GIVEN EXERCISE — Gather up every line from the entries below that uses the word "JSON".

[Collected data]
##############################

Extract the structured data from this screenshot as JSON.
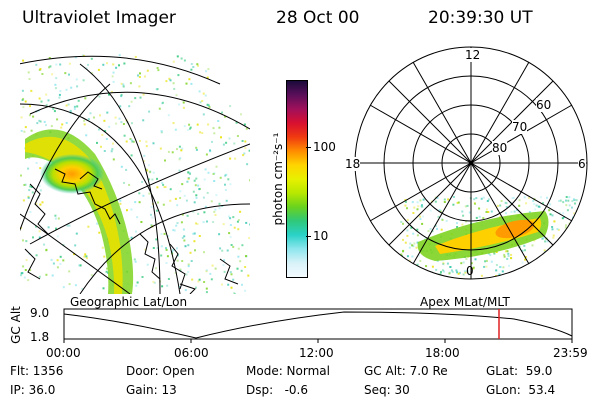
{
  "header": {
    "instrument": "Ultraviolet Imager",
    "date": "28 Oct 00",
    "time": "20:39:30 UT"
  },
  "colorbar": {
    "units_label": "photon cm⁻²s⁻¹",
    "ticks": [
      "100",
      "10"
    ],
    "colors": [
      "#1a0a3a",
      "#5a0f5a",
      "#a0105a",
      "#d81030",
      "#f03a10",
      "#ff8c00",
      "#ffd400",
      "#e8f000",
      "#b8e800",
      "#6ad21e",
      "#2fc87a",
      "#2ad2c8",
      "#8fe6ee",
      "#d8f2f8",
      "#f4fbff"
    ]
  },
  "left_map": {
    "label": "Geographic Lat/Lon",
    "colors": {
      "bright": "#ff9a00",
      "mid": "#e8e000",
      "low": "#7ed321",
      "faint": "#3cc8b4"
    }
  },
  "right_map": {
    "label": "Apex MLat/MLT",
    "mlt_labels": {
      "top": "12",
      "left": "18",
      "right": "6",
      "bottom": "0"
    },
    "lat_labels": [
      "60",
      "70",
      "80"
    ]
  },
  "timeline": {
    "ylabel": "GC Alt",
    "ymax": "9.0",
    "ymin": "1.8",
    "xticks": [
      "00:00",
      "06:00",
      "12:00",
      "18:00",
      "23:59"
    ],
    "current_marker_color": "#e02020"
  },
  "info": {
    "flt": "Flt: 1356",
    "ip": "IP: 36.0",
    "door": "Door: Open",
    "gain": "Gain: 13",
    "mode": "Mode: Normal",
    "dsp": "Dsp:   -0.6",
    "gcalt": "GC Alt: 7.0 Re",
    "seq": "Seq: 30",
    "glat": "GLat:  59.0",
    "glon": "GLon:  53.4"
  }
}
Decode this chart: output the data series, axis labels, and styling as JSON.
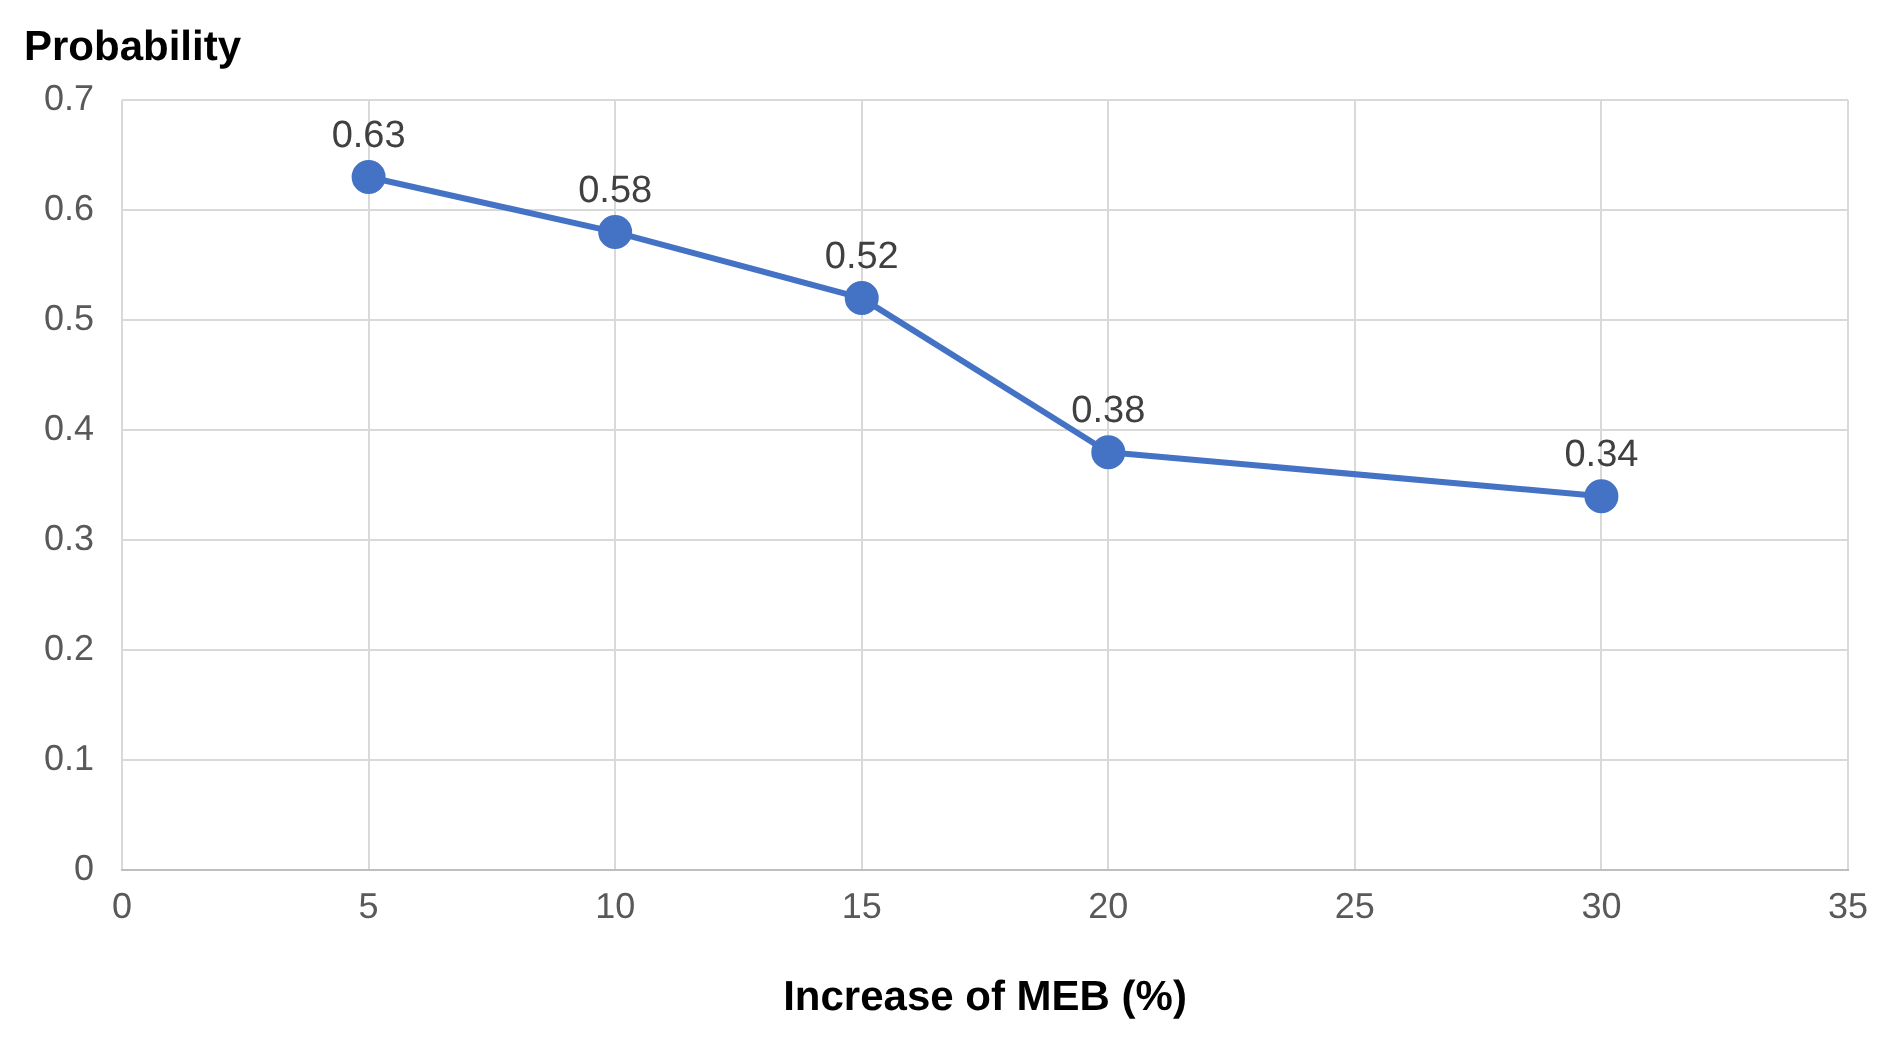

##############################

EXPECTED ANSWER —
Extract the structured data from this screenshot as JSON.
Decode this chart: output the data series, axis labels, and styling as JSON.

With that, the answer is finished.